** start Data supplied **

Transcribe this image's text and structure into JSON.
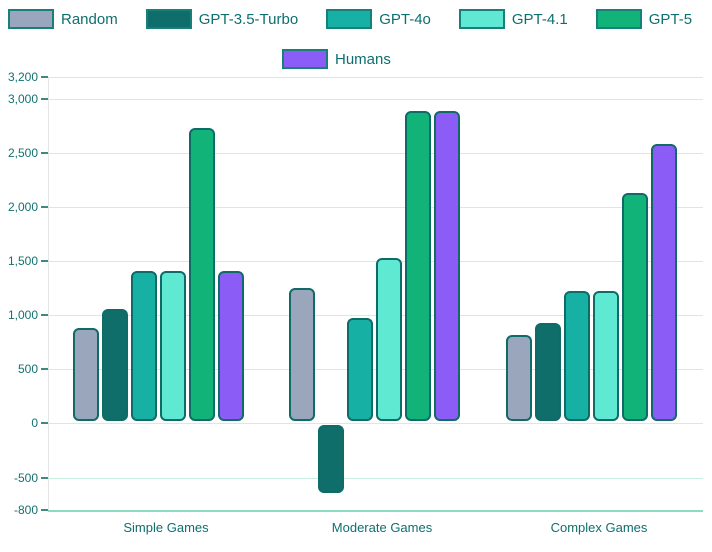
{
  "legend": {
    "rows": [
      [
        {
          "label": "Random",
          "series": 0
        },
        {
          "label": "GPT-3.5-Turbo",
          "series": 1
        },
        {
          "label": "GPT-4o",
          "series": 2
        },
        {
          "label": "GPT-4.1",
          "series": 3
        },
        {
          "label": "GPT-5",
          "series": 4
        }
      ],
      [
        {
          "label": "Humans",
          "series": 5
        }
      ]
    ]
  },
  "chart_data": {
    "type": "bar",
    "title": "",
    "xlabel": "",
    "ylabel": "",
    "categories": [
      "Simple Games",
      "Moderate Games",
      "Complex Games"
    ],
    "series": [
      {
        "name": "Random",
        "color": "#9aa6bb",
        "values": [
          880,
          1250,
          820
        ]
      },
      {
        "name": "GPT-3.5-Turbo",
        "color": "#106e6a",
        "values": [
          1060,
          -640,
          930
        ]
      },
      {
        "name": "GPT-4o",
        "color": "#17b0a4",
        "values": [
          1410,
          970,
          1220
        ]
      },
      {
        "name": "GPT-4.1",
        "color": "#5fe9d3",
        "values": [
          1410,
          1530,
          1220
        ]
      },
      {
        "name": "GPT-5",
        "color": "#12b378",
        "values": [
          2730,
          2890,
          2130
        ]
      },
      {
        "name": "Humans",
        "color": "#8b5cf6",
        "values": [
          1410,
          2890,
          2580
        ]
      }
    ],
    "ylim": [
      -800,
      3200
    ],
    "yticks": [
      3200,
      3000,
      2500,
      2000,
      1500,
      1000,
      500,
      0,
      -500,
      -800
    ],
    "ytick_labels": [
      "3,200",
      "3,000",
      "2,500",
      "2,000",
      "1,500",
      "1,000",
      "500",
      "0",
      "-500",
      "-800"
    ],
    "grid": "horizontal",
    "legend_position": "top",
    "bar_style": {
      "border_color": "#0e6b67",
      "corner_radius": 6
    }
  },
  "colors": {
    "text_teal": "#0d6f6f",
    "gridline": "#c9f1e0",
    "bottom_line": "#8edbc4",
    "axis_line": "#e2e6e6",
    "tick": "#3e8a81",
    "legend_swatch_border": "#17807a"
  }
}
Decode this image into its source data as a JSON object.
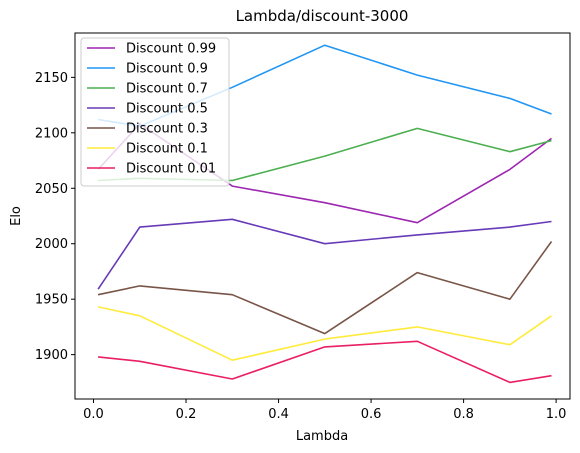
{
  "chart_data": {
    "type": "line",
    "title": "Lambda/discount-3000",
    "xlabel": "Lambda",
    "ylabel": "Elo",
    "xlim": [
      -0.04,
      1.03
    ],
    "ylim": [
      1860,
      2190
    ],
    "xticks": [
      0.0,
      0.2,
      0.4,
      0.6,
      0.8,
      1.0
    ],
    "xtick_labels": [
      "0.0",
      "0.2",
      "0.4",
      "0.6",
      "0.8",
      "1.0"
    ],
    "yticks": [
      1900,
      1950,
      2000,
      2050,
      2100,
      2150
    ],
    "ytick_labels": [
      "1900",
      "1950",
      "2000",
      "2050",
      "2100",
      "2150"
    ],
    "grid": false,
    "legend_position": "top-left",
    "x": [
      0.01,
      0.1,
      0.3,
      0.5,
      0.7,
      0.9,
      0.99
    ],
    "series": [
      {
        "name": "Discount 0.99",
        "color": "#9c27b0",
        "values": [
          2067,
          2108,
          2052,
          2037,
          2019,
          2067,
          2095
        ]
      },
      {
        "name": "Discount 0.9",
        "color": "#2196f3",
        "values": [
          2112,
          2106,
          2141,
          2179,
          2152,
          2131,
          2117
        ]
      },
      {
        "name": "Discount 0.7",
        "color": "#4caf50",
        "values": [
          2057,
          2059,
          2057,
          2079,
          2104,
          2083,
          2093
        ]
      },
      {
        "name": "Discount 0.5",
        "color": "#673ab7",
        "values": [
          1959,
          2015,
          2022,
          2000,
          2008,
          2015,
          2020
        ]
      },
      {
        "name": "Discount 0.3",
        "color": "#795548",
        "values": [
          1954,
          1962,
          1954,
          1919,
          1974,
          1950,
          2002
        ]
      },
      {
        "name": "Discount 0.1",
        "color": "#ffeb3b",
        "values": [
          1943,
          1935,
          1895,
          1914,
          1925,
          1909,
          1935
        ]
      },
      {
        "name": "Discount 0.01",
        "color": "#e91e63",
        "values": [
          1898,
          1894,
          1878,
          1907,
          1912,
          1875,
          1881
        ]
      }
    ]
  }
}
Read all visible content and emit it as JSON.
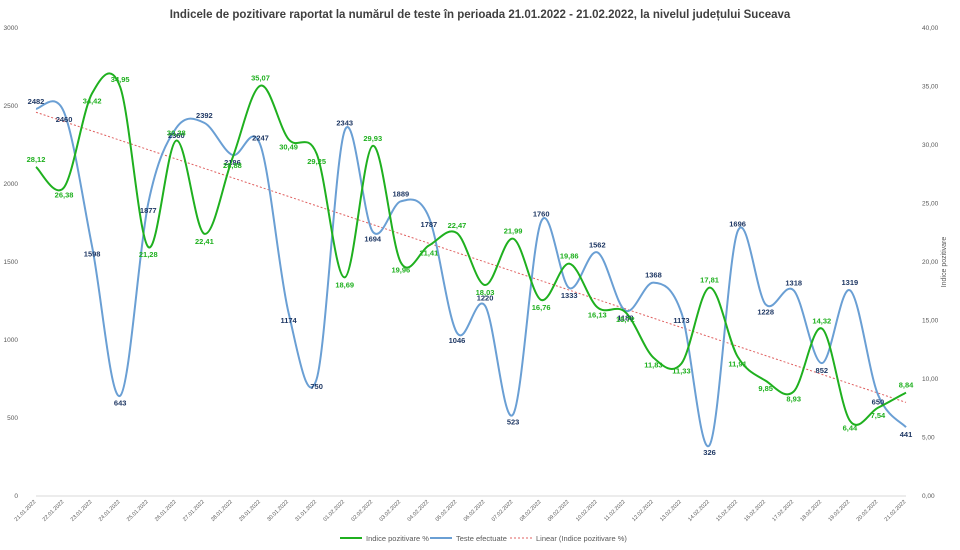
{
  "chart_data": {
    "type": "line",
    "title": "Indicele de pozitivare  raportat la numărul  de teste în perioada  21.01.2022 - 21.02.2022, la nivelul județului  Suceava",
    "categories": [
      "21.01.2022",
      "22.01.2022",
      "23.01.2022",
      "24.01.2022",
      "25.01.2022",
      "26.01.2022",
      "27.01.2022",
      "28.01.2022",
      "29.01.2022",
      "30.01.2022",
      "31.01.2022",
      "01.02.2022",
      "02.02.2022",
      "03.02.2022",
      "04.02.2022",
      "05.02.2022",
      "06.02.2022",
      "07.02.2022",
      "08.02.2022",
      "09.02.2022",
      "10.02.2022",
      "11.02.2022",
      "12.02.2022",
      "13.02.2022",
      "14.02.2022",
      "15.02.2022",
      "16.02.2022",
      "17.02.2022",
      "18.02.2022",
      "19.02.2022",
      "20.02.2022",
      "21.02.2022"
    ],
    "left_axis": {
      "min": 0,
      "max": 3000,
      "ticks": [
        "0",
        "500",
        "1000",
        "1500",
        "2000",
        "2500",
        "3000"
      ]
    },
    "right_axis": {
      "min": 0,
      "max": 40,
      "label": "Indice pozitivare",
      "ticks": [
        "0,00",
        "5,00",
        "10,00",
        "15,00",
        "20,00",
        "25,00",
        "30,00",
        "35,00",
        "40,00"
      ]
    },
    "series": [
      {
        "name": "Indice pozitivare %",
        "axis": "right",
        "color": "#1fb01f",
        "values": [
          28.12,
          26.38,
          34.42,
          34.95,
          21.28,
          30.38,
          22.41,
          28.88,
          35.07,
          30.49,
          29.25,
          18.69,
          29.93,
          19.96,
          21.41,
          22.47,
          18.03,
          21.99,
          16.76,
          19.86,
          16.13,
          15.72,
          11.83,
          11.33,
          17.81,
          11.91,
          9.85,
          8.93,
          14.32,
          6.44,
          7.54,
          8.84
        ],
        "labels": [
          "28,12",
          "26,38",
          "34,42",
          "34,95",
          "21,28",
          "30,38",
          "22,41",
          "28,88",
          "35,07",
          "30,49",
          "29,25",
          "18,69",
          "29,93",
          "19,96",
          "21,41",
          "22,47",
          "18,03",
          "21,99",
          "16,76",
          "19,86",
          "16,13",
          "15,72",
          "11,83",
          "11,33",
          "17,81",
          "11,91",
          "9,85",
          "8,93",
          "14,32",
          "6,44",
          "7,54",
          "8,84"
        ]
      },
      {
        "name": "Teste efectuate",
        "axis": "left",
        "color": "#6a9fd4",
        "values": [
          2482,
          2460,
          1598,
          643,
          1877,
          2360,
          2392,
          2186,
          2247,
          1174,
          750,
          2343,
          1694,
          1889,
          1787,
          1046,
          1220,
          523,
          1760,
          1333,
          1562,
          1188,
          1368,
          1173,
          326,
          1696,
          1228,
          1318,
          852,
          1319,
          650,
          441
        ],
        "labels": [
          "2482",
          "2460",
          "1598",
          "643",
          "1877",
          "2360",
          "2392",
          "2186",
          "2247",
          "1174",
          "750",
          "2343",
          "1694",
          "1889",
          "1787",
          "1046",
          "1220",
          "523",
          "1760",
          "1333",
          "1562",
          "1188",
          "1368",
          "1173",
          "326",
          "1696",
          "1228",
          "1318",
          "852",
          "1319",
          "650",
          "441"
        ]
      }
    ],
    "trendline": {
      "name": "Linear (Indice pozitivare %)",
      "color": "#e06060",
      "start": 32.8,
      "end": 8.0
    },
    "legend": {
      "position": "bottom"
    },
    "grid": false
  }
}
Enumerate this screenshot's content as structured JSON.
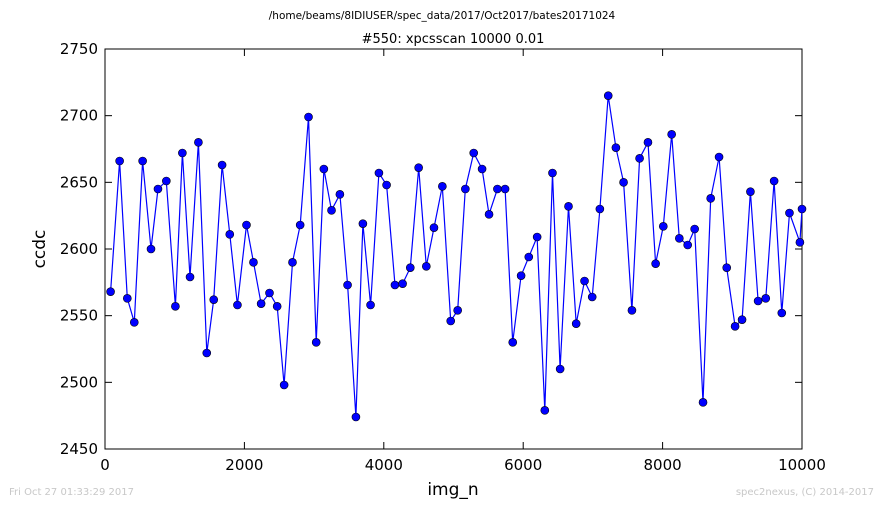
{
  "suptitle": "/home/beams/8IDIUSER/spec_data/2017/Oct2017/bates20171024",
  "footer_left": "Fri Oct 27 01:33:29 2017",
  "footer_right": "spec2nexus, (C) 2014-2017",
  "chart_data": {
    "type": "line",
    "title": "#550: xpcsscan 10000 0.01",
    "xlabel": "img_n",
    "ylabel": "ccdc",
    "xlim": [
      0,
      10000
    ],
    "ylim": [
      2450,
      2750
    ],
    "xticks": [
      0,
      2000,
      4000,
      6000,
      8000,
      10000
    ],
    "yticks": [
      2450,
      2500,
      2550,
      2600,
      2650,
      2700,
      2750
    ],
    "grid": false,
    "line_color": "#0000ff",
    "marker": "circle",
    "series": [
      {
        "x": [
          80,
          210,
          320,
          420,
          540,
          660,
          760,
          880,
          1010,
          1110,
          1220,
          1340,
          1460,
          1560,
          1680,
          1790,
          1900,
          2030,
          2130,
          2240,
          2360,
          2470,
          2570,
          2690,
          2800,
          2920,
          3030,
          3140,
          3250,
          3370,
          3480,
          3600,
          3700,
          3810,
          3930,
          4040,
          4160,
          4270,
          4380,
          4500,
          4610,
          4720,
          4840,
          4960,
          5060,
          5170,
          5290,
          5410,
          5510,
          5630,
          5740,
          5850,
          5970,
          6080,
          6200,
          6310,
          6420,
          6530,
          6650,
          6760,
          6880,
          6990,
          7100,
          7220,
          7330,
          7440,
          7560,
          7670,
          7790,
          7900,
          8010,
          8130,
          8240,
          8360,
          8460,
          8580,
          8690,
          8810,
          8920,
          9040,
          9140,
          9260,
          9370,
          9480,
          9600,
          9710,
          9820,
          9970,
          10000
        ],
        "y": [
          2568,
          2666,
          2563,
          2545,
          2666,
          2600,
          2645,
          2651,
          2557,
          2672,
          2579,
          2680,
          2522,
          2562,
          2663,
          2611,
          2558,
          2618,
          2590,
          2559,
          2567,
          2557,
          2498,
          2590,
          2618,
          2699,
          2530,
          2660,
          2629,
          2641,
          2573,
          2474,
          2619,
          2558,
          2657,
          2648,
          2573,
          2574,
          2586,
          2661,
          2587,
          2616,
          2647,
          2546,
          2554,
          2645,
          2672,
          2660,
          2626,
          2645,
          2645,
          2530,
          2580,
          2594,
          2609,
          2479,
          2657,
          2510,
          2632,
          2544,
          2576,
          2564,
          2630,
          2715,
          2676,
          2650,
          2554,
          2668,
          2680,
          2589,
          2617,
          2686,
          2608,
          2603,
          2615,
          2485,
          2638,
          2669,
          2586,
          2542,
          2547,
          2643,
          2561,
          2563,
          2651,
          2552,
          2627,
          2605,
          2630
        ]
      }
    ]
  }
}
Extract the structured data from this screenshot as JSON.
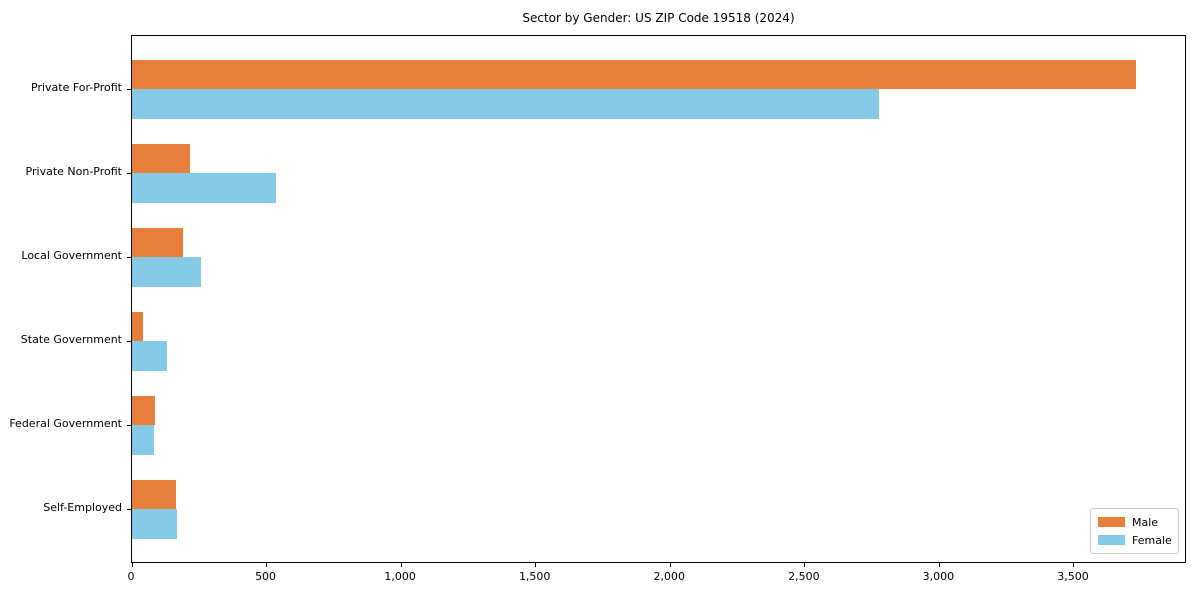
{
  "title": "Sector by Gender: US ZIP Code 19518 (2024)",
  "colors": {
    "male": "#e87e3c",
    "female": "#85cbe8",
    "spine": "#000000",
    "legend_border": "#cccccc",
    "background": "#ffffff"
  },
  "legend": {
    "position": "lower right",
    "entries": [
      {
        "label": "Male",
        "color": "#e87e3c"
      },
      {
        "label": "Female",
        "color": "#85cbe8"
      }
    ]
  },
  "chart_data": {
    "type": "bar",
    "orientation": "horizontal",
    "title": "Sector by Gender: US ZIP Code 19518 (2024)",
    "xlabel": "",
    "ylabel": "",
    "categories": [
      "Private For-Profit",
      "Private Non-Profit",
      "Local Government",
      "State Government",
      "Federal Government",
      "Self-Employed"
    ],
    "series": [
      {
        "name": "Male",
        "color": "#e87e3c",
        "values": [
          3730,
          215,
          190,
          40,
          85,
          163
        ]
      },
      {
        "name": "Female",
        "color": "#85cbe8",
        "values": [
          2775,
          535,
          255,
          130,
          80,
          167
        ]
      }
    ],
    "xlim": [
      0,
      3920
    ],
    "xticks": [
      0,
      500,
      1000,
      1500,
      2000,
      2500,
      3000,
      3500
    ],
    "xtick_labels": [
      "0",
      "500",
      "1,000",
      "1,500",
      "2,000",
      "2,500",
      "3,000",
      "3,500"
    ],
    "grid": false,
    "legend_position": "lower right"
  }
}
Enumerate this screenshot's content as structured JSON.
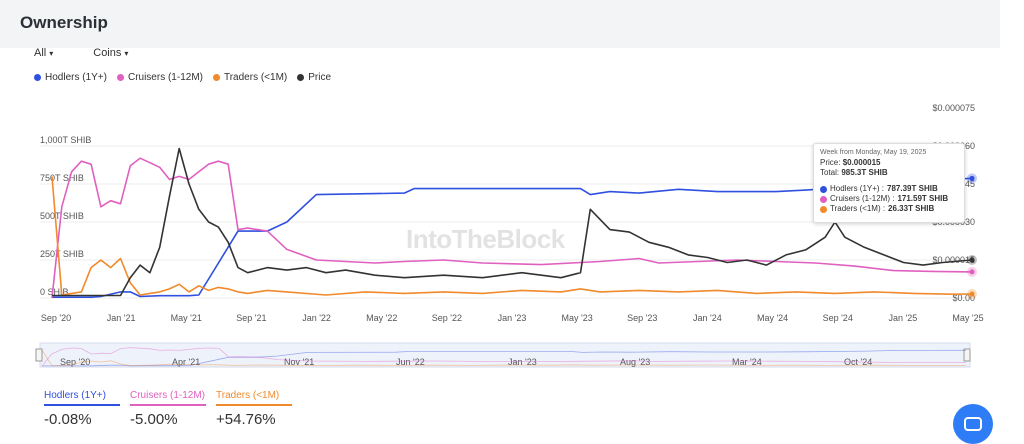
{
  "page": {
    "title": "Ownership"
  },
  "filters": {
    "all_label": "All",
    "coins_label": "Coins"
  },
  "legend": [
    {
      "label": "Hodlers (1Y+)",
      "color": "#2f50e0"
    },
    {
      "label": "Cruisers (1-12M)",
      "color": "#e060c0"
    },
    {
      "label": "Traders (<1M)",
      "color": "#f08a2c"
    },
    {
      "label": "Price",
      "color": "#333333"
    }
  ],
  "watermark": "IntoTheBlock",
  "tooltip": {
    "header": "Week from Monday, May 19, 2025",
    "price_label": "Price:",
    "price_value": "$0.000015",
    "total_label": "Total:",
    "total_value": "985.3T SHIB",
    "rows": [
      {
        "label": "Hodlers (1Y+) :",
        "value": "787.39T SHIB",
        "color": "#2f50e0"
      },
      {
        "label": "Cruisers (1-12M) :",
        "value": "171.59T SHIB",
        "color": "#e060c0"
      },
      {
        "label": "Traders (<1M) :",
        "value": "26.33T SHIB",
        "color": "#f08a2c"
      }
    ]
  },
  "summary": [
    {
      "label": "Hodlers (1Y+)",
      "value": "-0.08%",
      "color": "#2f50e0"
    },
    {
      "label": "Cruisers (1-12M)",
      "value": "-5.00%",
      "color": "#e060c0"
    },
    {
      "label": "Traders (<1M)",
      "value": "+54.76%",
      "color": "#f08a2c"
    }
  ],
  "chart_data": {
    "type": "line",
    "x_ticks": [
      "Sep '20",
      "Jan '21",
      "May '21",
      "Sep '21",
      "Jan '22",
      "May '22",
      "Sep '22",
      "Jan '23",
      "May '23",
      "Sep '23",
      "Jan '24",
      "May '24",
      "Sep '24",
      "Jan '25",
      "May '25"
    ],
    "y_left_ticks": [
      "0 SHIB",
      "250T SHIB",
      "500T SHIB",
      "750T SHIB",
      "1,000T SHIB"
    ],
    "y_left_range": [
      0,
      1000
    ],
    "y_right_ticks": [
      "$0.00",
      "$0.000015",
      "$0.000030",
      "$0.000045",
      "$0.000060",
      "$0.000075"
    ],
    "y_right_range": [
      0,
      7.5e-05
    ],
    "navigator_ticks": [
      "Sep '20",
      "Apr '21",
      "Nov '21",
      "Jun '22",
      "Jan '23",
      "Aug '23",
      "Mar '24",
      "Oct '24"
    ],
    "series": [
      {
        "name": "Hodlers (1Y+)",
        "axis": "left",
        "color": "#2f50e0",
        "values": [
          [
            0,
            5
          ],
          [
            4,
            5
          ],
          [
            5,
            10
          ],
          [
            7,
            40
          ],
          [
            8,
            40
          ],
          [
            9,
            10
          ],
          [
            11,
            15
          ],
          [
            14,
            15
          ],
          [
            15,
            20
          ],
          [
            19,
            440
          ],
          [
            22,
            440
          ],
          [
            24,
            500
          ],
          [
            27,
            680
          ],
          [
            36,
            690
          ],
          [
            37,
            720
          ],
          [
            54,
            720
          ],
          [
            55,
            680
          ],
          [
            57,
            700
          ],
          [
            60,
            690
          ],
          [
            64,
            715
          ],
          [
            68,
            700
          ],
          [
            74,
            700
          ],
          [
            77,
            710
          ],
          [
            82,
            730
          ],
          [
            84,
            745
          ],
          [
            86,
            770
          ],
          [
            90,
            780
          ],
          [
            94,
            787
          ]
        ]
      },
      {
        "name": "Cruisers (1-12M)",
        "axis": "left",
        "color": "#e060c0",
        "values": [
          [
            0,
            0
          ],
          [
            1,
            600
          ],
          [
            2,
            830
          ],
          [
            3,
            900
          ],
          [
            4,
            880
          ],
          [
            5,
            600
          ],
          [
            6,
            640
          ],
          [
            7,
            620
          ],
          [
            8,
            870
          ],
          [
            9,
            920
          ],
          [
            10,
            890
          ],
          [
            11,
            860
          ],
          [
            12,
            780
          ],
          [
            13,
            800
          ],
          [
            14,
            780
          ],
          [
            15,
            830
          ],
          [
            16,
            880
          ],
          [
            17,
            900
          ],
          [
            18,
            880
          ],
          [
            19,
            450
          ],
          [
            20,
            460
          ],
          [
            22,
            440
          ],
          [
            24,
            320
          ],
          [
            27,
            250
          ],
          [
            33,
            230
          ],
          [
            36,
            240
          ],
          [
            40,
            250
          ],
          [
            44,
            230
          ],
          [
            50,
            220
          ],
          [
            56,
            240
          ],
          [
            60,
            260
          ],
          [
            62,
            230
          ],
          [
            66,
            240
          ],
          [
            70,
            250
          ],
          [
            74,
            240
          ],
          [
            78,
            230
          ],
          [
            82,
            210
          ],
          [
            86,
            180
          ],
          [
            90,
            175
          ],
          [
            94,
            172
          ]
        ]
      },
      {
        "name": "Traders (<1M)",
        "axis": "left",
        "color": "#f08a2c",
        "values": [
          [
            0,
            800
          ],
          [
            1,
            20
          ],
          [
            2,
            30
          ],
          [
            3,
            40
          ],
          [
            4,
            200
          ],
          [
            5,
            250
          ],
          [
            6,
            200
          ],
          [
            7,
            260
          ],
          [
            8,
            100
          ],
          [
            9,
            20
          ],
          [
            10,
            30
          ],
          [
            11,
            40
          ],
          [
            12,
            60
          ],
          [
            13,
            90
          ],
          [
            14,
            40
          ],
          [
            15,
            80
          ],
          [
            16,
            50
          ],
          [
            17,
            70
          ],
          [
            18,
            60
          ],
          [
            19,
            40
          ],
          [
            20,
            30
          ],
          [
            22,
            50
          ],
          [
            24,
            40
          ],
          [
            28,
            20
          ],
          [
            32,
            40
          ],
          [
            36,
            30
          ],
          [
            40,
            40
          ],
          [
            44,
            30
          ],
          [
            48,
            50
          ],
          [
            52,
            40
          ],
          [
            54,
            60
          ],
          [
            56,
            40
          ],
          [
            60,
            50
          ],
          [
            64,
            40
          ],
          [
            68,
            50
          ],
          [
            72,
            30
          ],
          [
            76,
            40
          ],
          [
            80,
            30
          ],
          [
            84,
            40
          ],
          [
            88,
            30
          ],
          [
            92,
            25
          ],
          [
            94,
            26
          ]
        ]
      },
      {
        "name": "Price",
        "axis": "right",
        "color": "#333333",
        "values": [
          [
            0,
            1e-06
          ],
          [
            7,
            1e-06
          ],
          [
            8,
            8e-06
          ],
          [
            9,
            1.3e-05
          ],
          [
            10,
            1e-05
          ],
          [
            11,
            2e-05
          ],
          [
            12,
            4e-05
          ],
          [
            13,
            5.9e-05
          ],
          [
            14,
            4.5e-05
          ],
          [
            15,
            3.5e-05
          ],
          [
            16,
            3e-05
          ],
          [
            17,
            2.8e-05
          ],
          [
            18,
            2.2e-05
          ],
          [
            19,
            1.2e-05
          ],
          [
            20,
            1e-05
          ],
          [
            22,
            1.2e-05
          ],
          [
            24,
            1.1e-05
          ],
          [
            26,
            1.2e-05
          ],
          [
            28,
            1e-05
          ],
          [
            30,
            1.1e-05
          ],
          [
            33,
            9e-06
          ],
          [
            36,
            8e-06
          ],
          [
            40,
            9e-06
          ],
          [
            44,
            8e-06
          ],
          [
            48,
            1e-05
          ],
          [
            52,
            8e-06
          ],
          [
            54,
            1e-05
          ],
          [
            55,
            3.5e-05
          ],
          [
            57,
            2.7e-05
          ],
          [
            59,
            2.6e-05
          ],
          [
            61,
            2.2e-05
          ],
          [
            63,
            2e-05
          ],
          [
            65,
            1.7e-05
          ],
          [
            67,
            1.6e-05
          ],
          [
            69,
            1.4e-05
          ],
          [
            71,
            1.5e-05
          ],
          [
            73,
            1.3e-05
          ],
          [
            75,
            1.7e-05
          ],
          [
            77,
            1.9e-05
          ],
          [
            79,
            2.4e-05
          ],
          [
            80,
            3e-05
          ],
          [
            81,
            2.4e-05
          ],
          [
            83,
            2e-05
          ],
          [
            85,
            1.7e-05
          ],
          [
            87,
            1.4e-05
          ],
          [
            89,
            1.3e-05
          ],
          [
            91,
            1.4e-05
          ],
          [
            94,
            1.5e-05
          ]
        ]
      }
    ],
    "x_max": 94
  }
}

** end Data supplied **

Pick out every line above that holds the word "this" and copy it.

The solution:
Transcribe this image's text and structure into JSON.
Decode this image into its source data as a JSON object.
Enumerate this screenshot's content as structured JSON.
Extract the structured data from this screenshot as JSON.
Enumerate this screenshot's content as structured JSON.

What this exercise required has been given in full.